§ Selected excerpt
-=-=-=-=-

# Help on a scramble



## CxCxC (Jun 23, 2016)

Hello everybody,

I need a walkthrough solve on this scramble : B2 R2 F2 D L2 B2 D2 F2 D2 L2 D2 F' R' F' U B D U2 L B2 L

Method :
Edges : tuRBo
Corners : OP

Buffers :
Edges : UF
Corners : UBL

Also, please can anyone also give a second explanation for corners using 3-style?

Thanks in advance


----------



## y235 (Jun 23, 2016)

(I assume the scramble is preformed in solving orientation).

The edge cycle is BU-DF-(breaking to a new cycle)-UR-RD-BD-LB-RB-FL-LU-DL-UR.
The corner cycle is FRD-BRU-DBL-DLF-LUF-RFU-DRB.

//Edges:
[D R2 B L: R2 U R U R' U' R' U' R' U R'] // setting up BU and DF to UL and UR, then alg and undo setup.
[D2 L2: U' R U R' U' M' U R U' Rw' U] //setting up UR and RD to UR and LU, then alg and undo setup.
[L D' R2: M U' M' U2 M U' M'] //setting up BD and LB to RU and LU, then alg and undo setup.
[R' L': U' Rw' U' R U M' U' R' U R U] //setting up RB and FL to RU and UL, then alg and undo setup.

-=-=-=-=-

§ Information provided
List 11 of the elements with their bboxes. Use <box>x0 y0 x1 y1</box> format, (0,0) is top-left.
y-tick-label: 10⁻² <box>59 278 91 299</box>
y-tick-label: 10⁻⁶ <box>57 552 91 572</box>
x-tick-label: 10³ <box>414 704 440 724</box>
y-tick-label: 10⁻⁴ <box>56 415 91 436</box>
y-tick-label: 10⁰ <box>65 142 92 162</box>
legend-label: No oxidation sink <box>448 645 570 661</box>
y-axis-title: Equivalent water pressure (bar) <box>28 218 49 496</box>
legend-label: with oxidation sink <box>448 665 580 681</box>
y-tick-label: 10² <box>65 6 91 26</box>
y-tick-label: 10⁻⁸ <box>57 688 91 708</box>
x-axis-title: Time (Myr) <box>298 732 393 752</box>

-=-=-=-=-

§ Set exercise
Reproduce the part of the scramble thread that begins with the words containing "The edge cycle" and ends with "UR, then alg and undo setup.". Answer using only the scramble thread.

§ Result for this task
The edge cycle is BU-DF-(breaking to a new cycle)-UR-RD-BD-LB-RB-FL-LU-DL-UR.
The corner cycle is FRD-BRU-DBL-DLF-LUF-RFU-DRB.

//Edges:
[D R2 B L: R2 U R U R' U' R' U' R' U R'] // setting up BU and DF to UL and UR, then alg and undo setup.